--- start DATA FOR PROCESSING ---

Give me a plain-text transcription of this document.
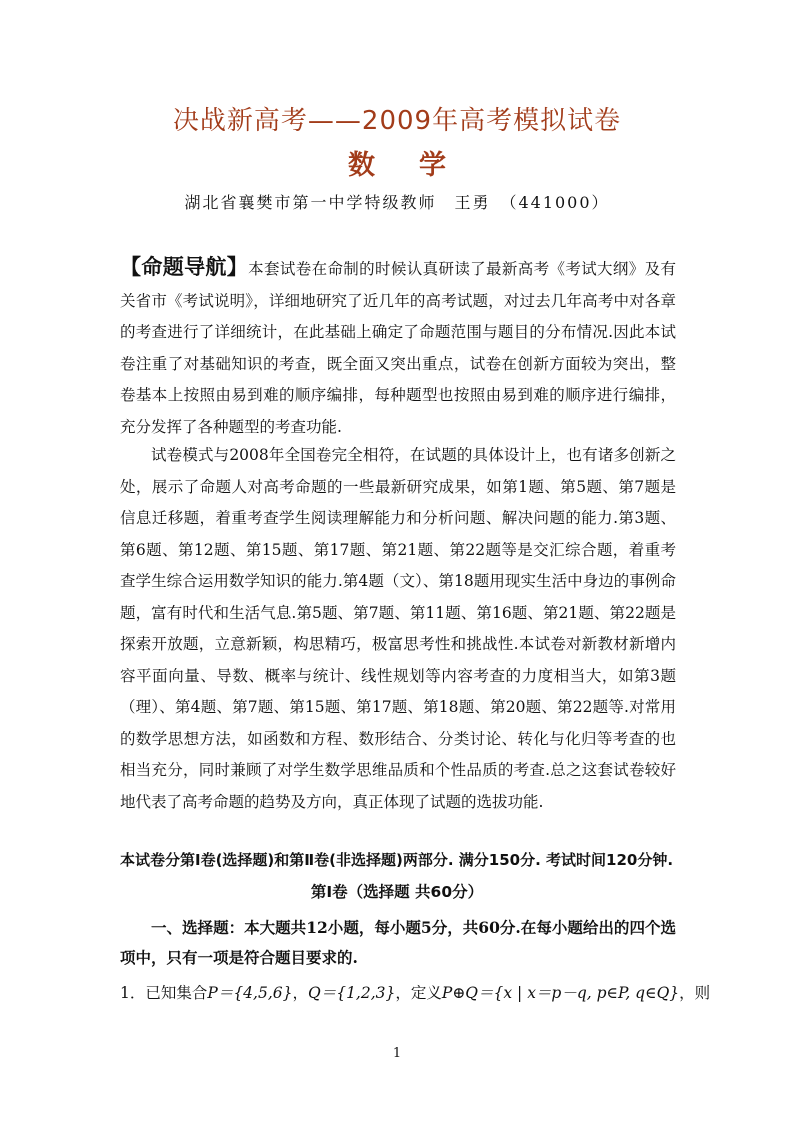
决战新高考——2009年高考模拟试卷
数学
湖北省襄樊市第一中学特级教师　王勇　（441000）
【命题导航】本套试卷在命制的时候认真研读了最新高考《考试大纲》及有关省市《考试说明》，详细地研究了近几年的高考试题，对过去几年高考中对各章的考查进行了详细统计，在此基础上确定了命题范围与题目的分布情况.因此本试卷注重了对基础知识的考查，既全面又突出重点，试卷在创新方面较为突出，整卷基本上按照由易到难的顺序编排，每种题型也按照由易到难的顺序进行编排，充分发挥了各种题型的考查功能.
试卷模式与2008年全国卷完全相符，在试题的具体设计上，也有诸多创新之处，展示了命题人对高考命题的一些最新研究成果，如第1题、第5题、第7题是信息迁移题，着重考查学生阅读理解能力和分析问题、解决问题的能力.第3题、第6题、第12题、第15题、第17题、第21题、第22题等是交汇综合题，着重考查学生综合运用数学知识的能力.第4题（文）、第18题用现实生活中身边的事例命题，富有时代和生活气息.第5题、第7题、第11题、第16题、第21题、第22题是探索开放题，立意新颖，构思精巧，极富思考性和挑战性.本试卷对新教材新增内容平面向量、导数、概率与统计、线性规划等内容考查的力度相当大，如第3题（理）、第4题、第7题、第15题、第17题、第18题、第20题、第22题等.对常用的数学思想方法，如函数和方程、数形结合、分类讨论、转化与化归等考查的也相当充分，同时兼顾了对学生数学思维品质和个性品质的考查.总之这套试卷较好地代表了高考命题的趋势及方向，真正体现了试题的选拔功能.
本试卷分第Ⅰ卷(选择题)和第Ⅱ卷(非选择题)两部分. 满分150分. 考试时间120分钟.
第Ⅰ卷（选择题 共60分）
一、选择题：本大题共12小题，每小题5分，共60分.在每小题给出的四个选项中，只有一项是符合题目要求的.
1．已知集合P＝{4,5,6}，Q＝{1,2,3}，定义P⊕Q＝{x | x＝p－q, p∈P, q∈Q}，则
1
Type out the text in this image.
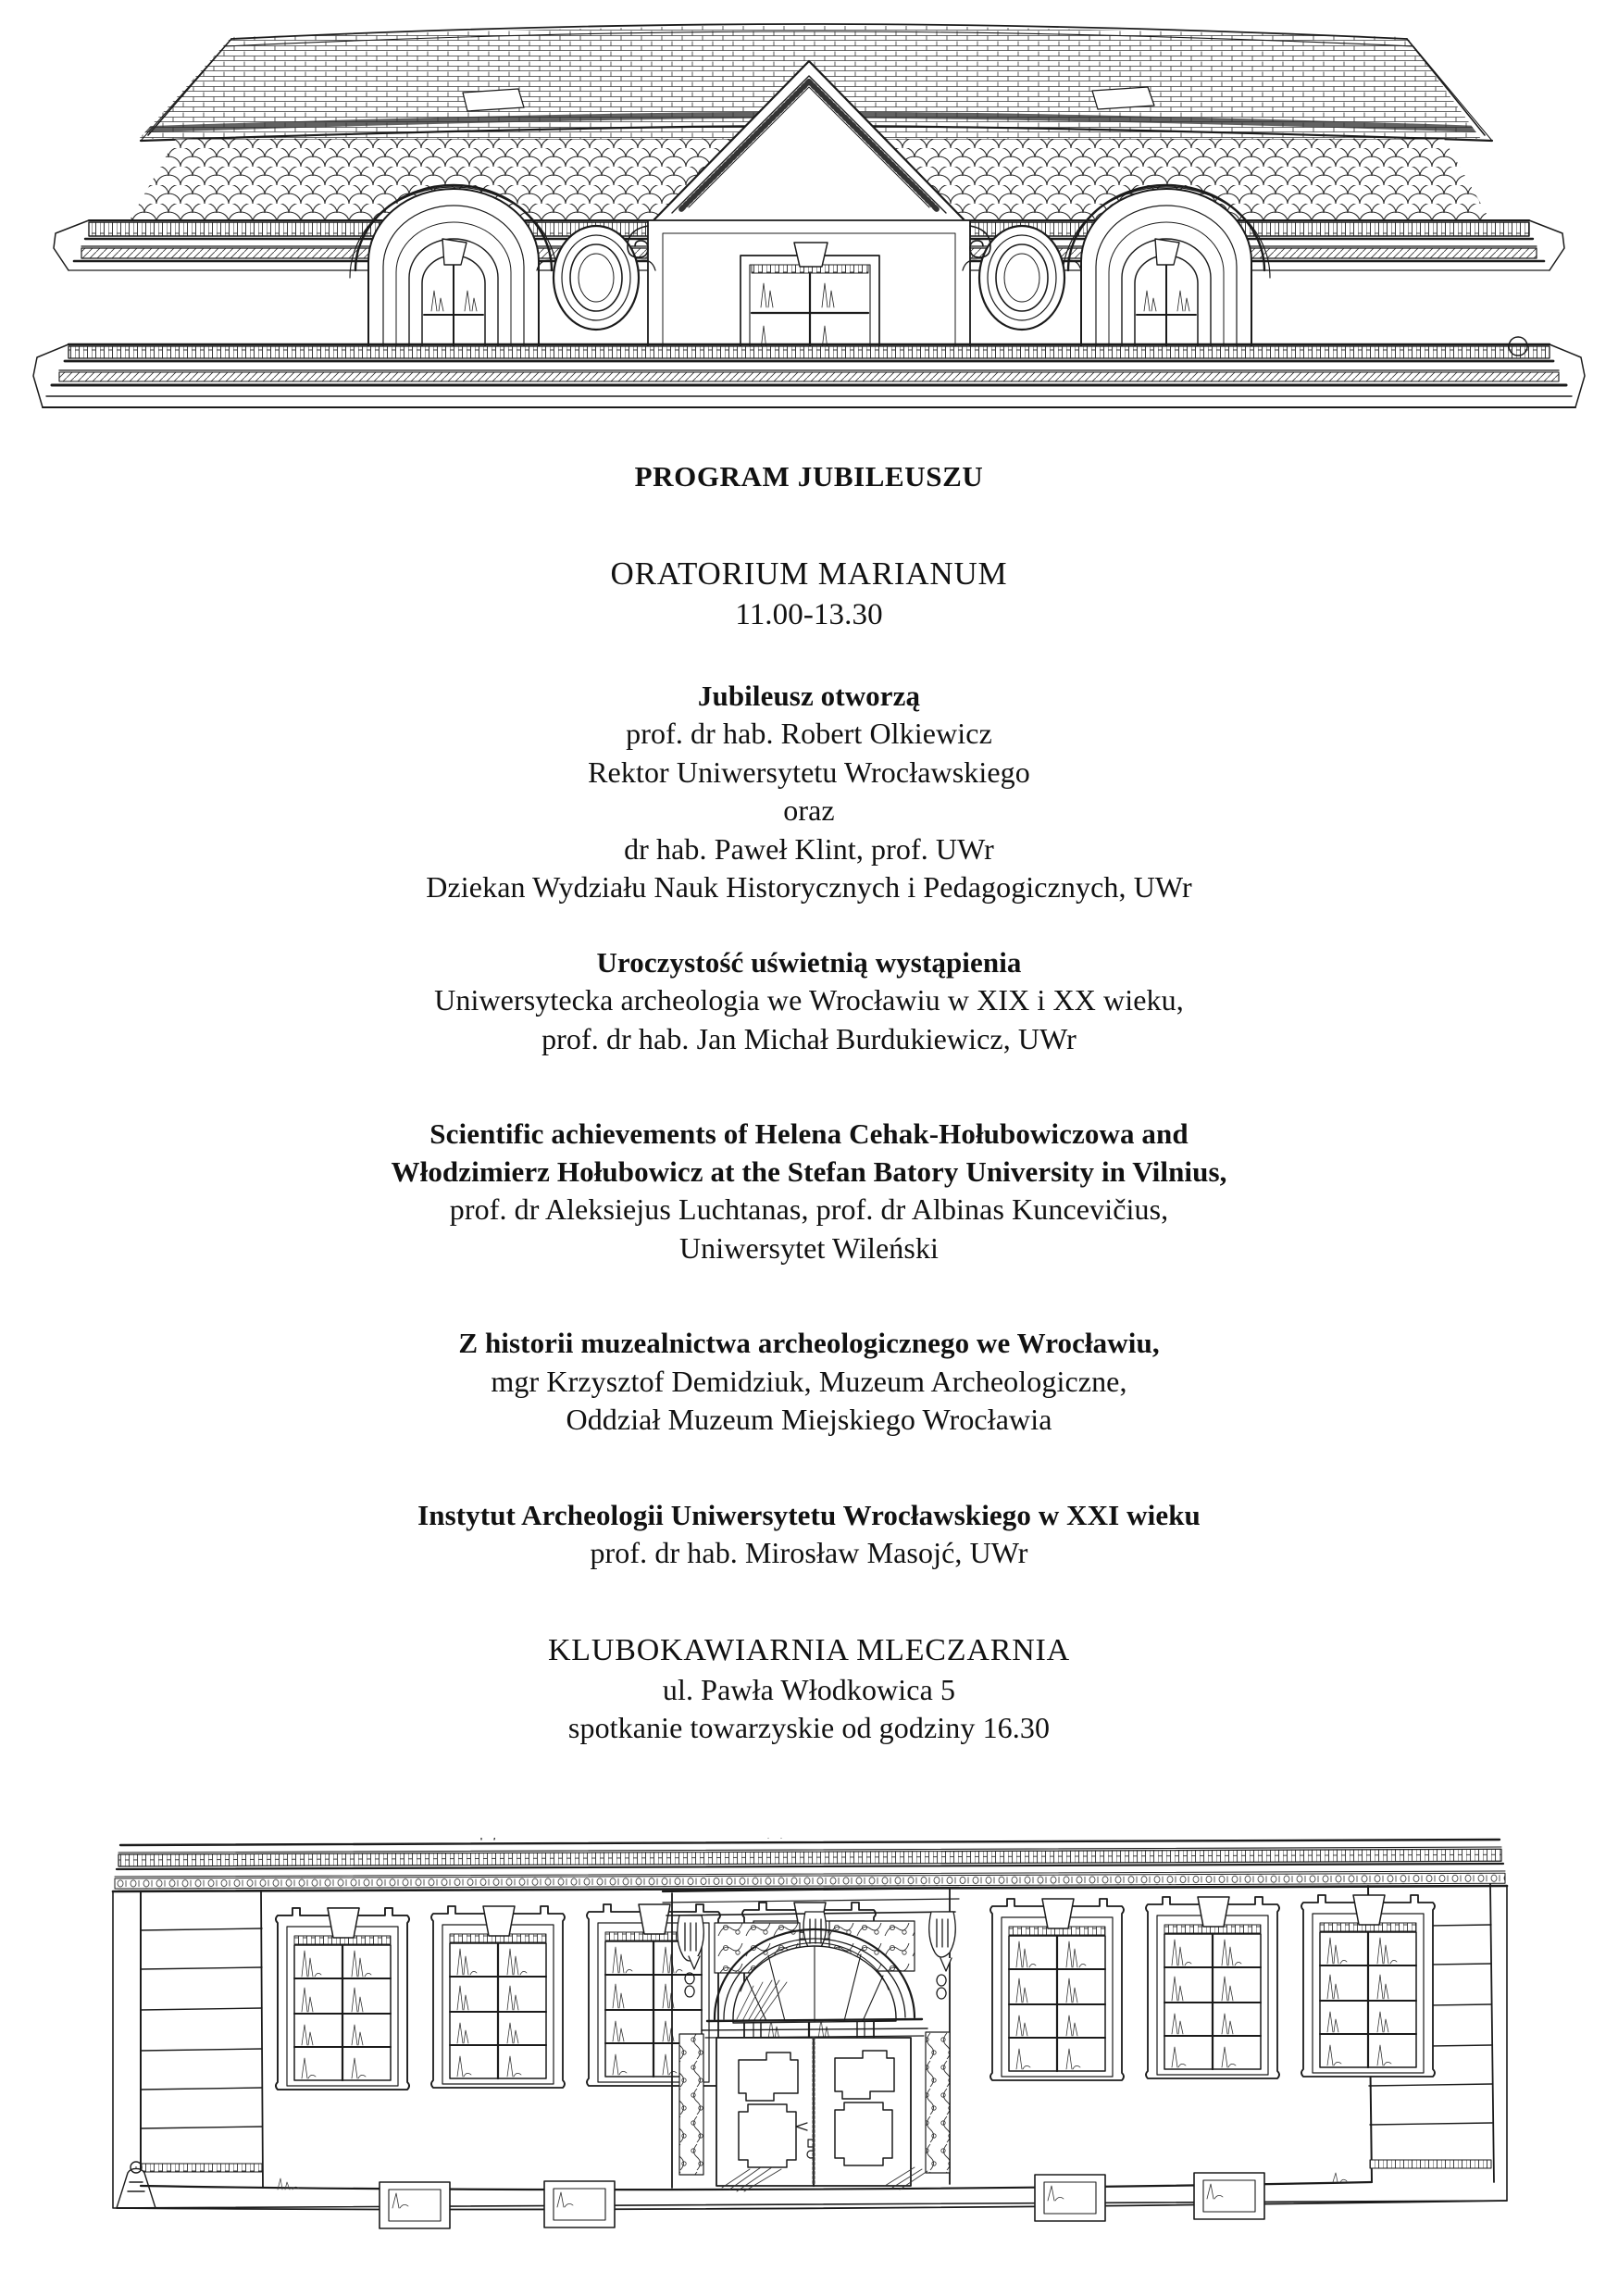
PROGRAM JUBILEUSZU
ORATORIUM MARIANUM
11.00-13.30
Jubileusz otworzą
prof. dr hab. Robert Olkiewicz
Rektor Uniwersytetu Wrocławskiego
oraz
dr hab. Paweł Klint, prof. UWr
Dziekan Wydziału Nauk Historycznych i Pedagogicznych, UWr
Uroczystość uświetnią wystąpienia
Uniwersytecka archeologia we Wrocławiu w XIX i XX wieku,
prof. dr hab. Jan Michał Burdukiewicz, UWr
Scientific achievements of Helena Cehak-Hołubowiczowa and
Włodzimierz Hołubowicz at the Stefan Batory University in Vilnius,
prof. dr Aleksiejus Luchtanas, prof. dr Albinas Kuncevičius,
Uniwersytet Wileński
Z historii muzealnictwa archeologicznego we Wrocławiu,
mgr Krzysztof Demidziuk, Muzeum Archeologiczne,
Oddział Muzeum Miejskiego Wrocławia
Instytut Archeologii Uniwersytetu Wrocławskiego w XXI wieku
prof. dr hab. Mirosław Masojć, UWr
KLUBOKAWIARNIA MLECZARNIA
ul. Pawła Włodkowica 5
spotkanie towarzyskie od godziny 16.30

--- end DATA FOR PROCESSING ---

**EXERCISE PROMPT**
Print the records word for word and exclude any picture they hold.

**SOLUTION**
Give me a plain-text transcription of this document.
决战新高考——2009年高考模拟试卷
数学
湖北省襄樊市第一中学特级教师　王勇　（441000）
【命题导航】本套试卷在命制的时候认真研读了最新高考《考试大纲》及有关省市《考试说明》，详细地研究了近几年的高考试题，对过去几年高考中对各章的考查进行了详细统计，在此基础上确定了命题范围与题目的分布情况.因此本试卷注重了对基础知识的考查，既全面又突出重点，试卷在创新方面较为突出，整卷基本上按照由易到难的顺序编排，每种题型也按照由易到难的顺序进行编排，充分发挥了各种题型的考查功能.
试卷模式与2008年全国卷完全相符，在试题的具体设计上，也有诸多创新之处，展示了命题人对高考命题的一些最新研究成果，如第1题、第5题、第7题是信息迁移题，着重考查学生阅读理解能力和分析问题、解决问题的能力.第3题、第6题、第12题、第15题、第17题、第21题、第22题等是交汇综合题，着重考查学生综合运用数学知识的能力.第4题（文）、第18题用现实生活中身边的事例命题，富有时代和生活气息.第5题、第7题、第11题、第16题、第21题、第22题是探索开放题，立意新颖，构思精巧，极富思考性和挑战性.本试卷对新教材新增内容平面向量、导数、概率与统计、线性规划等内容考查的力度相当大，如第3题（理）、第4题、第7题、第15题、第17题、第18题、第20题、第22题等.对常用的数学思想方法，如函数和方程、数形结合、分类讨论、转化与化归等考查的也相当充分，同时兼顾了对学生数学思维品质和个性品质的考查.总之这套试卷较好地代表了高考命题的趋势及方向，真正体现了试题的选拔功能.
本试卷分第Ⅰ卷(选择题)和第Ⅱ卷(非选择题)两部分. 满分150分. 考试时间120分钟.
第Ⅰ卷（选择题 共60分）
一、选择题：本大题共12小题，每小题5分，共60分.在每小题给出的四个选项中，只有一项是符合题目要求的.
1．已知集合P＝{4,5,6}，Q＝{1,2,3}，定义P⊕Q＝{x | x＝p－q, p∈P, q∈Q}，则
1
Type out the text in this image.
PROGRAM JUBILEUSZU
ORATORIUM MARIANUM
11.00-13.30
Jubileusz otworzą
prof. dr hab. Robert Olkiewicz
Rektor Uniwersytetu Wrocławskiego
oraz
dr hab. Paweł Klint, prof. UWr
Dziekan Wydziału Nauk Historycznych i Pedagogicznych, UWr
Uroczystość uświetnią wystąpienia
Uniwersytecka archeologia we Wrocławiu w XIX i XX wieku,
prof. dr hab. Jan Michał Burdukiewicz, UWr
Scientific achievements of Helena Cehak-Hołubowiczowa and
Włodzimierz Hołubowicz at the Stefan Batory University in Vilnius,
prof. dr Aleksiejus Luchtanas, prof. dr Albinas Kuncevičius,
Uniwersytet Wileński
Z historii muzealnictwa archeologicznego we Wrocławiu,
mgr Krzysztof Demidziuk, Muzeum Archeologiczne,
Oddział Muzeum Miejskiego Wrocławia
Instytut Archeologii Uniwersytetu Wrocławskiego w XXI wieku
prof. dr hab. Mirosław Masojć, UWr
KLUBOKAWIARNIA MLECZARNIA
ul. Pawła Włodkowica 5
spotkanie towarzyskie od godziny 16.30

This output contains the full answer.